== LISTING

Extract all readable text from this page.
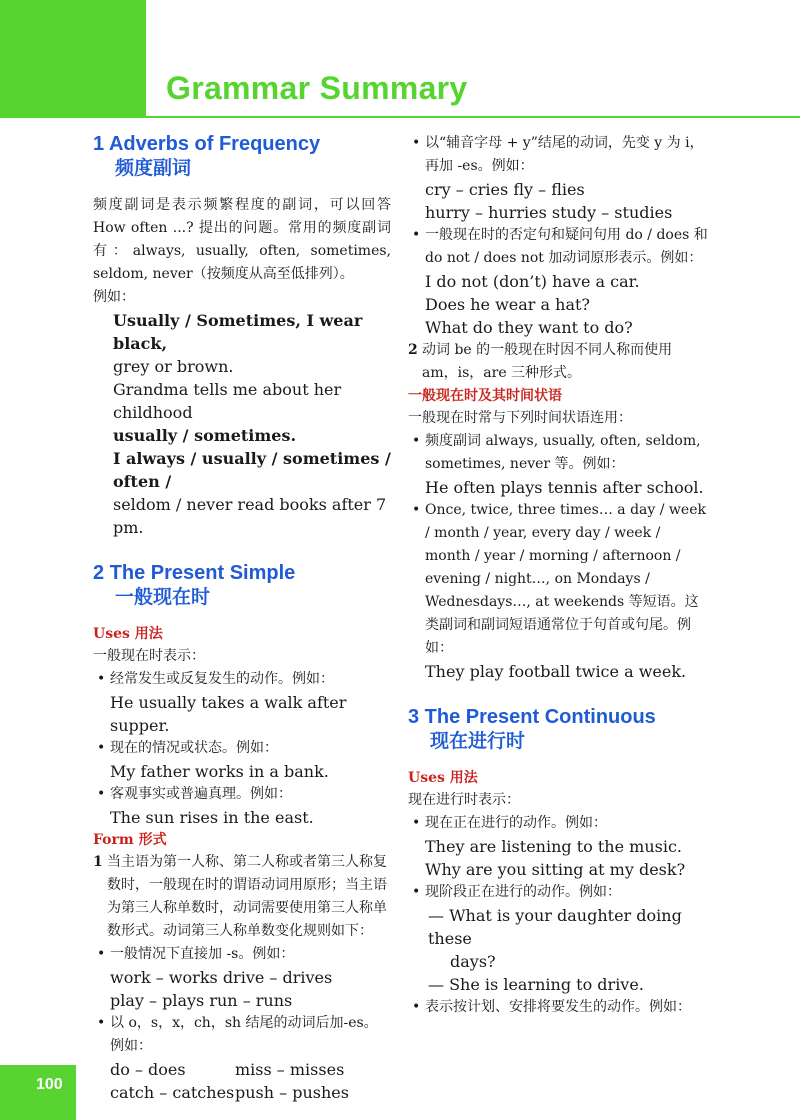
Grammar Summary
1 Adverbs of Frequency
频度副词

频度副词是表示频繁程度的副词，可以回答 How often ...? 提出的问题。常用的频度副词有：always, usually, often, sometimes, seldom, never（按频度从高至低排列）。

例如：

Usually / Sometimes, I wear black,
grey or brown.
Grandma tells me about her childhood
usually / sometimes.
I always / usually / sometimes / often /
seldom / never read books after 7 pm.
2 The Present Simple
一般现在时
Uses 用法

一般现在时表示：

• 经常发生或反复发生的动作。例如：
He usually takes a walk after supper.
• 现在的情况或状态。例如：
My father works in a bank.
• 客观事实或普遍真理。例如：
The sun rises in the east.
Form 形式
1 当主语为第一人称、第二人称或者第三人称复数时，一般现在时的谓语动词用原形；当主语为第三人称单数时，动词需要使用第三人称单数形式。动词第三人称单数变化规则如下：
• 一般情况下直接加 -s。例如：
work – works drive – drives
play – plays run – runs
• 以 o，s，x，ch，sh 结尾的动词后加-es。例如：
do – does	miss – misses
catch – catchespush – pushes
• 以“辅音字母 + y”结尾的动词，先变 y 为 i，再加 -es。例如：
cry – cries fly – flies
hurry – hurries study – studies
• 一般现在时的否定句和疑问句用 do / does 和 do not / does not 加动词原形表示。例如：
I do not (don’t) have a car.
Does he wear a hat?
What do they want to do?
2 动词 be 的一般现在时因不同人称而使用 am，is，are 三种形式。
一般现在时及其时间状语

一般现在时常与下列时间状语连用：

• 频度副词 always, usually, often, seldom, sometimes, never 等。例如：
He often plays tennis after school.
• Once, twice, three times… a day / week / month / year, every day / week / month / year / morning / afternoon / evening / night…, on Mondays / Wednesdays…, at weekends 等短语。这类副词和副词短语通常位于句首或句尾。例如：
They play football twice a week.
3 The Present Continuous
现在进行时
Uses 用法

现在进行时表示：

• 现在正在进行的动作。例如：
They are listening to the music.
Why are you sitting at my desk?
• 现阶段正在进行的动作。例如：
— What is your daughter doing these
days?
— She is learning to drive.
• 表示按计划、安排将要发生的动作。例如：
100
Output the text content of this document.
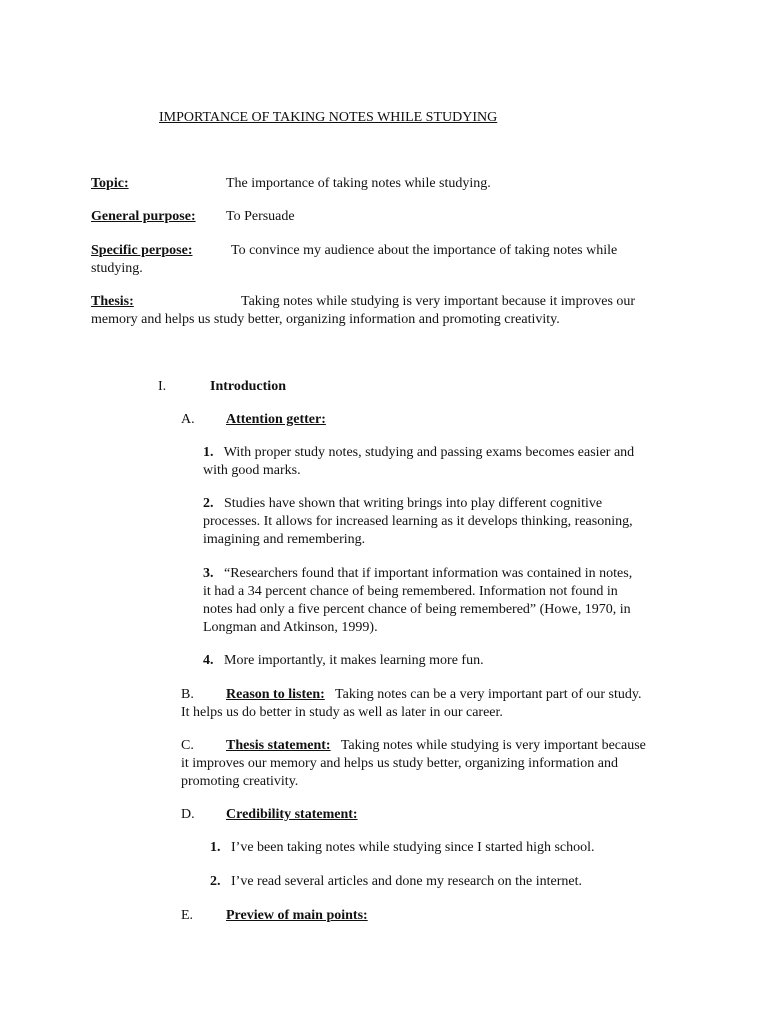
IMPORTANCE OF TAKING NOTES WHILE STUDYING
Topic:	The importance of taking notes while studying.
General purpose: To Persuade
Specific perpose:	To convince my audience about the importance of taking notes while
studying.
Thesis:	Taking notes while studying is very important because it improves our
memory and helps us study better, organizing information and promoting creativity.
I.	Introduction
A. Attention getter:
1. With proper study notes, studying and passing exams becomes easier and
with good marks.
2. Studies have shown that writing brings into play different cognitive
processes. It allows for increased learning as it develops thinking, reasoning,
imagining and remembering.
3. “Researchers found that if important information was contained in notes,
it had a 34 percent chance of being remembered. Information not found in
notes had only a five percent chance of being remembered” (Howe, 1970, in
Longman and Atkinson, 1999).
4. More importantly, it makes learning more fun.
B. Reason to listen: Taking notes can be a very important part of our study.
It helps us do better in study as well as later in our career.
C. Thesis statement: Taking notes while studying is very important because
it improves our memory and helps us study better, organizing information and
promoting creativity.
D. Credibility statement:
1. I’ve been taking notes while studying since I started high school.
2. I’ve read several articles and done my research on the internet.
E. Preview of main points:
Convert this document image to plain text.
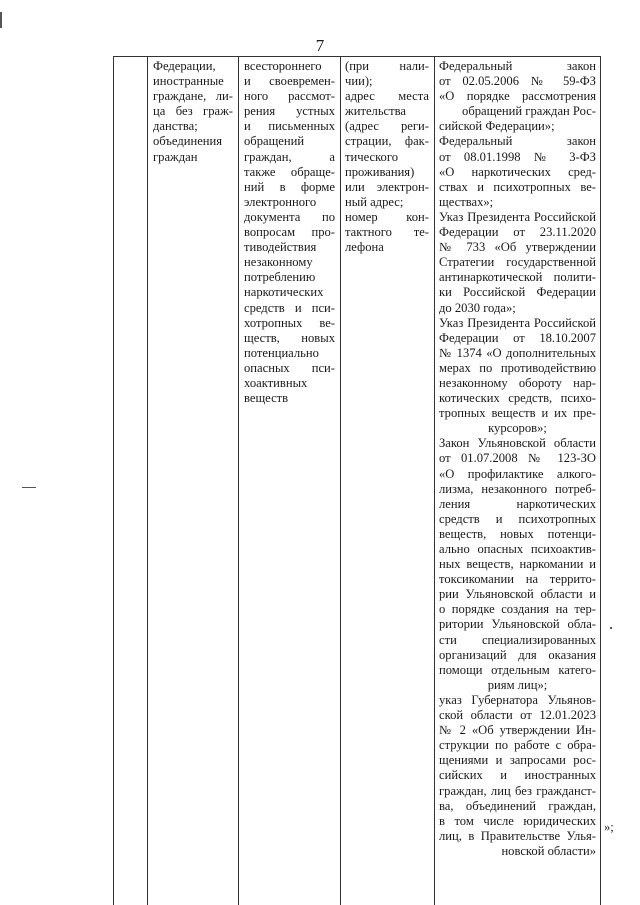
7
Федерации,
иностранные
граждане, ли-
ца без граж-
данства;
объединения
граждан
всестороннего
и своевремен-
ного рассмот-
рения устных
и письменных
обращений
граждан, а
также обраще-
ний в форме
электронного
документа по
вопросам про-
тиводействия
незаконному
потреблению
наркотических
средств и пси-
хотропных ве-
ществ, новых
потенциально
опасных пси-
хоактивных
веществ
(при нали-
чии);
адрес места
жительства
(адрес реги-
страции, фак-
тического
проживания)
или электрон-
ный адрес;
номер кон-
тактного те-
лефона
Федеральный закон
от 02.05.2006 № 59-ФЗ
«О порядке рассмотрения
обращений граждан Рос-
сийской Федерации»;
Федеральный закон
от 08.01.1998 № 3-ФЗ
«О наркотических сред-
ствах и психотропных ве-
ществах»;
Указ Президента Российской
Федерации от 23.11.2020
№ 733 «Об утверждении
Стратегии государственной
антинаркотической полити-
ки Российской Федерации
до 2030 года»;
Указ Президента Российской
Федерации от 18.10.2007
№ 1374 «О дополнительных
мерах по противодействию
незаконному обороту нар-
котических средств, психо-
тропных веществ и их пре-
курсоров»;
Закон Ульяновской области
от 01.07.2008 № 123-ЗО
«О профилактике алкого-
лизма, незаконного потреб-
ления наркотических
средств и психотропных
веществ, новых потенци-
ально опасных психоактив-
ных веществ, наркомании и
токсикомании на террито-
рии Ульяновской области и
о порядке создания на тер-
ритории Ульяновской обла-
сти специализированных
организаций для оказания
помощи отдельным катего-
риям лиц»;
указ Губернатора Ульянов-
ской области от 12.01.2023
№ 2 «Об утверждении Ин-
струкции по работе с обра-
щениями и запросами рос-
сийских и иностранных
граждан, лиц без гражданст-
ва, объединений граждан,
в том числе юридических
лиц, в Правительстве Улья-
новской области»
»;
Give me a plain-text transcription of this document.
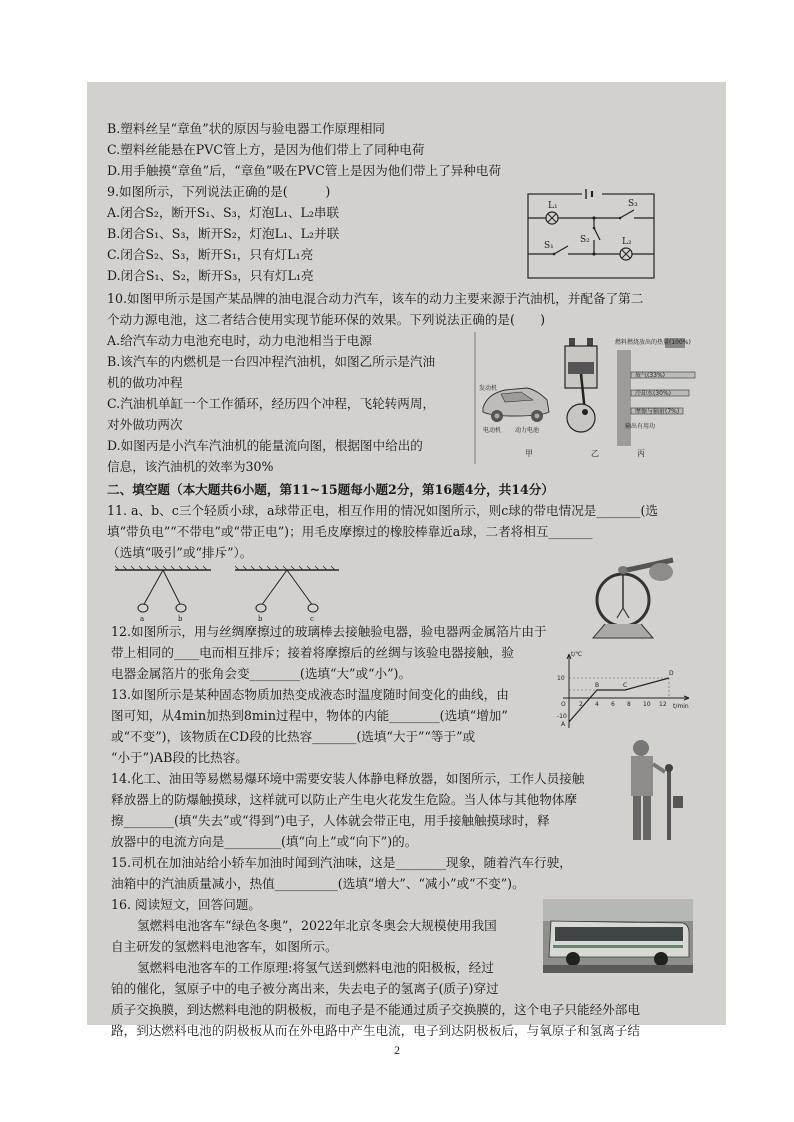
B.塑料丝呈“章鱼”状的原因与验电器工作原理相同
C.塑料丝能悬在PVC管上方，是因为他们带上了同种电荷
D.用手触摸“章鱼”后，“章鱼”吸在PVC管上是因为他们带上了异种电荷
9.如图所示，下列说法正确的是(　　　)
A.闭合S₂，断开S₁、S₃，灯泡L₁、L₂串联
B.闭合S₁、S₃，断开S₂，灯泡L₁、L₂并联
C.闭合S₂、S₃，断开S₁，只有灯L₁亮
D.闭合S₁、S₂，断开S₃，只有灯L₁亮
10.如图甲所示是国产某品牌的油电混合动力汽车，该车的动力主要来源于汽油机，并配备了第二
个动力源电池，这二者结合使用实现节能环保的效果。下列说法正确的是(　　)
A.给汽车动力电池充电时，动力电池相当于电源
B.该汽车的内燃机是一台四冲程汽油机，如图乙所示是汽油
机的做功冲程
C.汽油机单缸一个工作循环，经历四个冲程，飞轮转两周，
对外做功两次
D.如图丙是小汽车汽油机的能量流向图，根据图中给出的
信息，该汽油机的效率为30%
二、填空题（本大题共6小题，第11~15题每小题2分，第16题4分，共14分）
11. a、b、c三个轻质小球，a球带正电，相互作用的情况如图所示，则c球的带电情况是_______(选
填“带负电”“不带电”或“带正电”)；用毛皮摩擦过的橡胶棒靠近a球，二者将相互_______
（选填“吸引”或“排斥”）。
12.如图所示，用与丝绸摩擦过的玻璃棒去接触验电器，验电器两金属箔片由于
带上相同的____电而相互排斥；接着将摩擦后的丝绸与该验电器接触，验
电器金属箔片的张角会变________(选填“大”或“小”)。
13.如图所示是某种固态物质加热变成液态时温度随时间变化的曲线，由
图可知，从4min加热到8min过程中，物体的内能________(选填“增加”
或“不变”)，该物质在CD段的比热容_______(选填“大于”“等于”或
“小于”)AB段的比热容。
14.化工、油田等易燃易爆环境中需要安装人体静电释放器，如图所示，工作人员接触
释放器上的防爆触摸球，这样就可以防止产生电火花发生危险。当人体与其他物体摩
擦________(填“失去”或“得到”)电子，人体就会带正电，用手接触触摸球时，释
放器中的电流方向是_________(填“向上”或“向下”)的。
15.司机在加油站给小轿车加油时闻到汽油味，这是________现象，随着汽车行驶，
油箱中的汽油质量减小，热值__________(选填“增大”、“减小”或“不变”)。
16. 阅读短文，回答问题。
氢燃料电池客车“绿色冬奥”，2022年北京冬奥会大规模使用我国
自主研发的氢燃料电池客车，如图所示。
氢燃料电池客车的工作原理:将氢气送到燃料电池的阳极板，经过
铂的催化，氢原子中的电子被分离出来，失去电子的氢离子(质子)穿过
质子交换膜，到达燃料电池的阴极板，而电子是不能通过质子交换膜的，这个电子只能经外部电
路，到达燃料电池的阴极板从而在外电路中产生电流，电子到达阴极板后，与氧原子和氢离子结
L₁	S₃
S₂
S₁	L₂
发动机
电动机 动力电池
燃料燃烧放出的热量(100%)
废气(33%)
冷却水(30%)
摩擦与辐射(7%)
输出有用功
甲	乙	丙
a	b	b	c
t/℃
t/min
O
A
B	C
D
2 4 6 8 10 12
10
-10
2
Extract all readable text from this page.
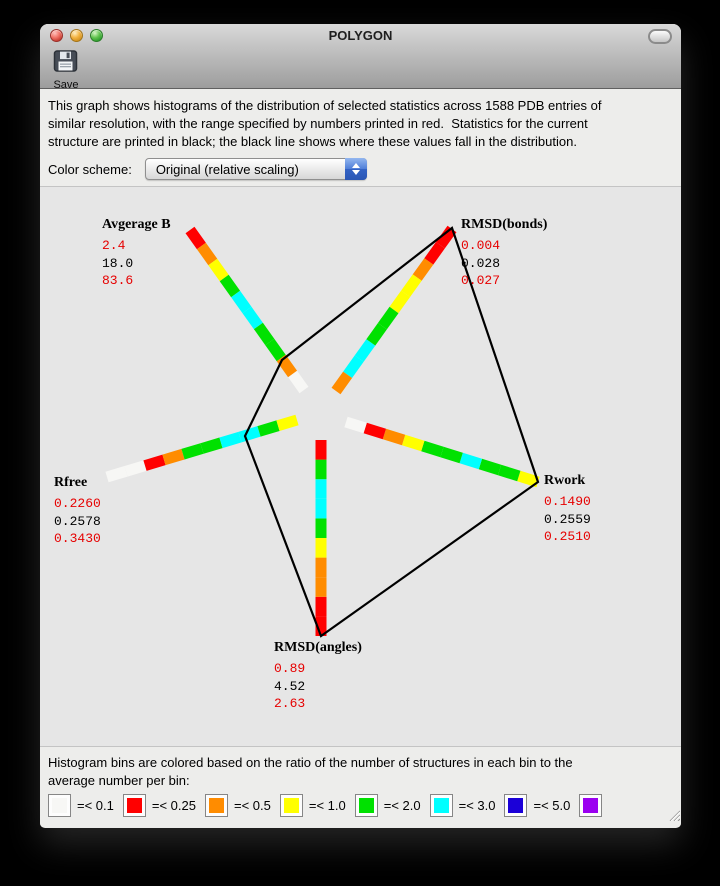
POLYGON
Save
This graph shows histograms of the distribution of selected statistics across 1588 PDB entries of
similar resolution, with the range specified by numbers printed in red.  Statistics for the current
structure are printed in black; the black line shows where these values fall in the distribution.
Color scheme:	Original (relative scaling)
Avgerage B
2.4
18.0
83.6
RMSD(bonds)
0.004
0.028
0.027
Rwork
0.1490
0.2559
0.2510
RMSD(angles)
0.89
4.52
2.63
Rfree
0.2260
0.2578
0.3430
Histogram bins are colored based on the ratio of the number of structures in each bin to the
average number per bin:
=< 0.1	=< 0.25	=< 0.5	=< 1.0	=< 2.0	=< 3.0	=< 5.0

====

### WRITTEN TASK
Lines containing the string "plain" are to be selected and copied.

### OUTPUT BELOW
Convert this document image to plain text.
Give me a plain-text transcription of this document.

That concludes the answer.